* WORK REQUIRED
Using the data below, gather each line that includes the word "JSON".

* PROVIDED RECORDS
※
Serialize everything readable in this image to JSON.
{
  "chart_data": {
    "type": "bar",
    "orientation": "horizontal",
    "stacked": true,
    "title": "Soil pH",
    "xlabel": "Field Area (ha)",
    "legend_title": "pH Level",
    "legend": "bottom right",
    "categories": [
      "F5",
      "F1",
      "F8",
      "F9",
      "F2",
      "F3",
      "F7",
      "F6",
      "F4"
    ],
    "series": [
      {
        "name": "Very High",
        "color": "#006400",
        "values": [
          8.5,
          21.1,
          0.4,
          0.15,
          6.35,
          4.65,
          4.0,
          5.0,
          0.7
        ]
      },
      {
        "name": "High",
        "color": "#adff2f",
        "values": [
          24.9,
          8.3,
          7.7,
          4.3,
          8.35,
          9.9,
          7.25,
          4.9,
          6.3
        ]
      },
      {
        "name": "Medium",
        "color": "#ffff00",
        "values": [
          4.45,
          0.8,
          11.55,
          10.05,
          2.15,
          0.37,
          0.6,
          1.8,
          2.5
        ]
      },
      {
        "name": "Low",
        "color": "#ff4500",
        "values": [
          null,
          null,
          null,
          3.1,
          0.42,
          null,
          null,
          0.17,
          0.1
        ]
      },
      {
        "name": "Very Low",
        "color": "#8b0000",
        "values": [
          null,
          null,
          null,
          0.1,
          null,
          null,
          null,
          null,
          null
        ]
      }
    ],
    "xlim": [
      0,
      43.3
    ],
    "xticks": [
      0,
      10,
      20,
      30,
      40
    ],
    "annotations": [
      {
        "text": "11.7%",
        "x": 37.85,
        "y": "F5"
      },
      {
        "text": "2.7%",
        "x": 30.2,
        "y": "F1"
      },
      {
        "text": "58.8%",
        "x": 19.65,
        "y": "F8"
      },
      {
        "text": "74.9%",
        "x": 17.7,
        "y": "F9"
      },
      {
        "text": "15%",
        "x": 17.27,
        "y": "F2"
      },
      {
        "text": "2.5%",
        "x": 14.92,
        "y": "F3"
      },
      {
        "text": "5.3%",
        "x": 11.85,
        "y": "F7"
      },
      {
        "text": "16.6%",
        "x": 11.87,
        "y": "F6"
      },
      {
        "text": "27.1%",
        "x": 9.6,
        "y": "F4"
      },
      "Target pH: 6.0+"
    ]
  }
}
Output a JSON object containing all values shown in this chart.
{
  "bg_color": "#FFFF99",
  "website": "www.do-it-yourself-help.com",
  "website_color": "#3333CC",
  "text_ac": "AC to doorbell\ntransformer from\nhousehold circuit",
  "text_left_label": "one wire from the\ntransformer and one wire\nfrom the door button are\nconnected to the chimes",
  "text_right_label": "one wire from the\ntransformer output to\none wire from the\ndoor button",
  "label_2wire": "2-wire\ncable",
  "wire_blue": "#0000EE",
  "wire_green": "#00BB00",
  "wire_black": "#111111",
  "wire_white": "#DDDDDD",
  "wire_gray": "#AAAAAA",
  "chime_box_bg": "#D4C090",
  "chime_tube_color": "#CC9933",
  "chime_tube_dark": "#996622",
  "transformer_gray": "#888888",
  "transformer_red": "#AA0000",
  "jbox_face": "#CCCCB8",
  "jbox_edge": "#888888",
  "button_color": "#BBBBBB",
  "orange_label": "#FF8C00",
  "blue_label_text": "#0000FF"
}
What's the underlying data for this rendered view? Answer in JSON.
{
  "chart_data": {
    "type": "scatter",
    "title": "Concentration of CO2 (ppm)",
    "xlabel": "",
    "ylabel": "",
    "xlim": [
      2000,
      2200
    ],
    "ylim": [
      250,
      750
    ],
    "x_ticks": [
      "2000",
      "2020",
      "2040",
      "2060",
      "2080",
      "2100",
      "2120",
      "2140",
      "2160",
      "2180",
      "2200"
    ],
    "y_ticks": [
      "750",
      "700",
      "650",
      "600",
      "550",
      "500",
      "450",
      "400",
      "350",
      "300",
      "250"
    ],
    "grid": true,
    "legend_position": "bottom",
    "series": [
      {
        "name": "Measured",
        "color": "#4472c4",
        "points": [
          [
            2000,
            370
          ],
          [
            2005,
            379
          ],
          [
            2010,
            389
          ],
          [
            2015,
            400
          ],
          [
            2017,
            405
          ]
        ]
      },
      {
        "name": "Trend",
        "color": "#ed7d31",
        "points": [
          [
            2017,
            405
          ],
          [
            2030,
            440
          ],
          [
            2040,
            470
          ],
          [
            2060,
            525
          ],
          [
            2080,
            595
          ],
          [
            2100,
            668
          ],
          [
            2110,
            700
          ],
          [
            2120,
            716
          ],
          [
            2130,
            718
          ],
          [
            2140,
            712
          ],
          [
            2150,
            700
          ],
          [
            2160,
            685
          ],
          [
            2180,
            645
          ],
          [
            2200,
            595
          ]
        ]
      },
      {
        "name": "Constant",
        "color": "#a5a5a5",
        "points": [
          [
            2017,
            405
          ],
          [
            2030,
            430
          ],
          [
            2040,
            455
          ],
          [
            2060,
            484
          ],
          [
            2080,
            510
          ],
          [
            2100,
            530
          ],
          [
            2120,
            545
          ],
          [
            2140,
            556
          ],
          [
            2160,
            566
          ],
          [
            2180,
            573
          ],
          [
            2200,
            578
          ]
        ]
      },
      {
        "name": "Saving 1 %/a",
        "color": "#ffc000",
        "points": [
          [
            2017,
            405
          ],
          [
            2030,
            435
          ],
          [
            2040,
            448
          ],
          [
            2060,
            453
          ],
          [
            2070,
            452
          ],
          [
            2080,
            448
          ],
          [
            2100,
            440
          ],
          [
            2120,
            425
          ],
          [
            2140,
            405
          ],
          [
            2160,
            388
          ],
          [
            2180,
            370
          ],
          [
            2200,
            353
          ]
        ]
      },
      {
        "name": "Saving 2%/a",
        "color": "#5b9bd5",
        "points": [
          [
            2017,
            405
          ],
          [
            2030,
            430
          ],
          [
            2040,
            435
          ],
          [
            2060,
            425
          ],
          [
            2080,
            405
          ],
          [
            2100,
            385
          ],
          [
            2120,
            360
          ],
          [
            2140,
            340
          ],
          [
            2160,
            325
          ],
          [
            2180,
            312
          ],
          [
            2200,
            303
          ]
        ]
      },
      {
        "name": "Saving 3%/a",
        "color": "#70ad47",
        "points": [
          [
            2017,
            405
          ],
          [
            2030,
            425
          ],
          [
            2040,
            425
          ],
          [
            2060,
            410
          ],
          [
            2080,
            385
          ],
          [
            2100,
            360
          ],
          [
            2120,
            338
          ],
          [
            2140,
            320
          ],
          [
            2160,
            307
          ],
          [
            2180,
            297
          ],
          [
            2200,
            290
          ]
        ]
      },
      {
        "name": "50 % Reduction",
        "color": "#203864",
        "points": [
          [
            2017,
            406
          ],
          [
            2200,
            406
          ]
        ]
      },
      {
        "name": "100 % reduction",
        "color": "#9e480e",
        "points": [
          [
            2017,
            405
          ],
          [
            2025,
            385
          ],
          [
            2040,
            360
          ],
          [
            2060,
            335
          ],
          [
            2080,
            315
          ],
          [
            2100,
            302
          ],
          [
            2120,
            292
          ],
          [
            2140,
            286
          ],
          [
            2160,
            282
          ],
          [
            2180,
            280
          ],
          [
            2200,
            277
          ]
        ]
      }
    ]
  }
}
※
* SOLUTION BELOW
Serialize everything readable in this image to JSON.
Output a JSON object containing all values shown in this chart.
What's the underlying data for this rendered view? Answer in JSON.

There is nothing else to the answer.